Provided material:
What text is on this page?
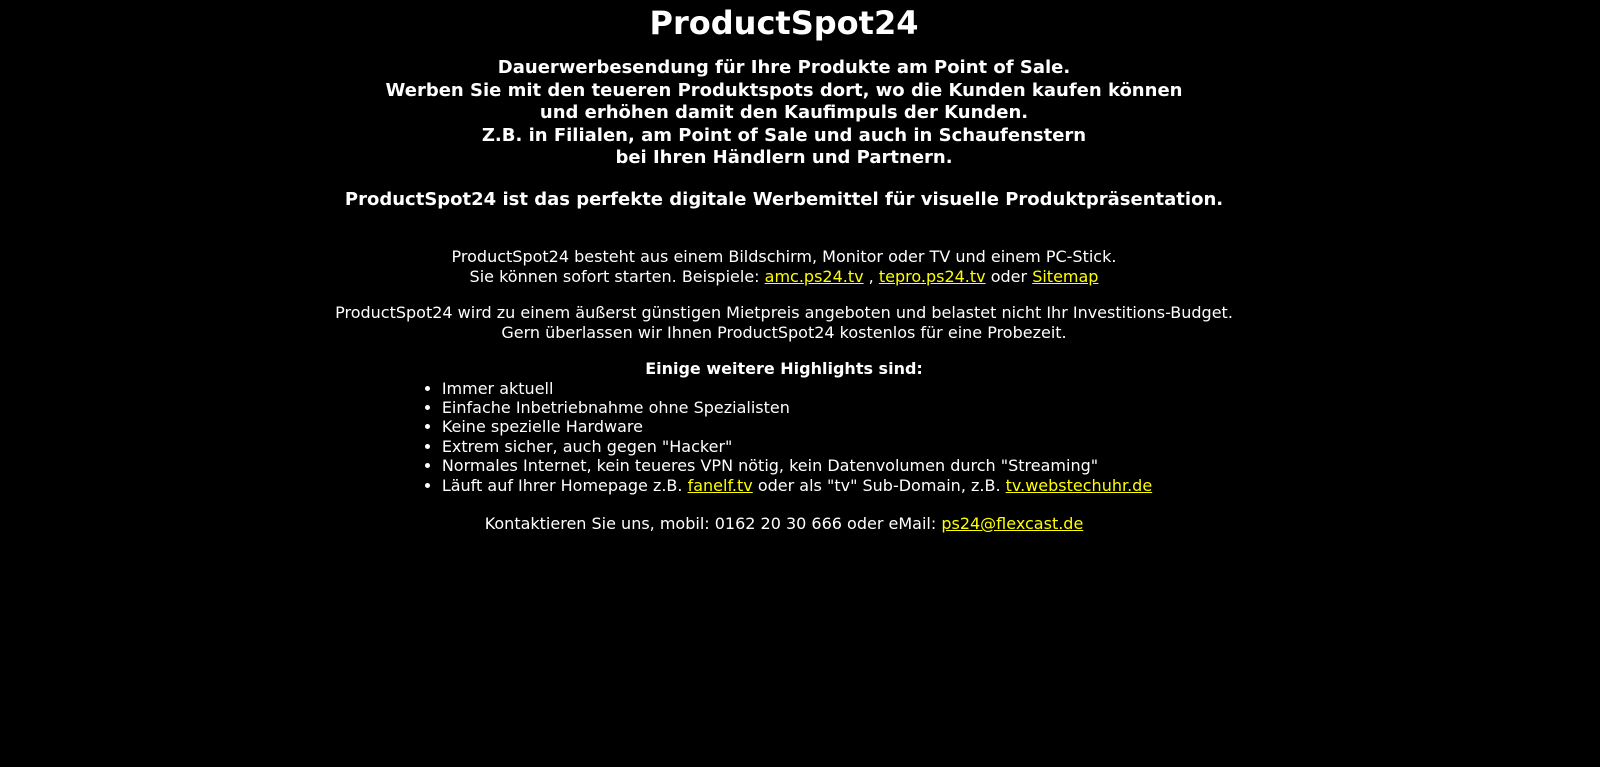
ProductSpot24
Dauerwerbesendung für Ihre Produkte am Point of Sale.
Werben Sie mit den teueren Produktspots dort, wo die Kunden kaufen können
und erhöhen damit den Kaufimpuls der Kunden.
Z.B. in Filialen, am Point of Sale und auch in Schaufenstern
bei Ihren Händlern und Partnern.
ProductSpot24 ist das perfekte digitale Werbemittel für visuelle Produktpräsentation.
ProductSpot24 besteht aus einem Bildschirm, Monitor oder TV und einem PC-Stick.
Sie können sofort starten. Beispiele: amc.ps24.tv , tepro.ps24.tv oder Sitemap
ProductSpot24 wird zu einem äußerst günstigen Mietpreis angeboten und belastet nicht Ihr Investitions-Budget.
Gern überlassen wir Ihnen ProductSpot24 kostenlos für eine Probezeit.
Einige weitere Highlights sind:
• Immer aktuell
• Einfache Inbetriebnahme ohne Spezialisten
• Keine spezielle Hardware
• Extrem sicher, auch gegen "Hacker"
• Normales Internet, kein teueres VPN nötig, kein Datenvolumen durch "Streaming"
• Läuft auf Ihrer Homepage z.B. fanelf.tv oder als "tv" Sub-Domain, z.B. tv.webstechuhr.de
Kontaktieren Sie uns, mobil: 0162 20 30 666 oder eMail: ps24@flexcast.de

Short task: Exclude the pictures, and transcribe all of the material exactly.

Task response:
What text is on this page?
ProductSpot24
Dauerwerbesendung für Ihre Produkte am Point of Sale.
Werben Sie mit den teueren Produktspots dort, wo die Kunden kaufen können
und erhöhen damit den Kaufimpuls der Kunden.
Z.B. in Filialen, am Point of Sale und auch in Schaufenstern
bei Ihren Händlern und Partnern.
ProductSpot24 ist das perfekte digitale Werbemittel für visuelle Produktpräsentation.
ProductSpot24 besteht aus einem Bildschirm, Monitor oder TV und einem PC-Stick.
Sie können sofort starten. Beispiele: amc.ps24.tv , tepro.ps24.tv oder Sitemap
ProductSpot24 wird zu einem äußerst günstigen Mietpreis angeboten und belastet nicht Ihr Investitions-Budget.
Gern überlassen wir Ihnen ProductSpot24 kostenlos für eine Probezeit.
Einige weitere Highlights sind:
• Immer aktuell
• Einfache Inbetriebnahme ohne Spezialisten
• Keine spezielle Hardware
• Extrem sicher, auch gegen "Hacker"
• Normales Internet, kein teueres VPN nötig, kein Datenvolumen durch "Streaming"
• Läuft auf Ihrer Homepage z.B. fanelf.tv oder als "tv" Sub-Domain, z.B. tv.webstechuhr.de
Kontaktieren Sie uns, mobil: 0162 20 30 666 oder eMail: ps24@flexcast.de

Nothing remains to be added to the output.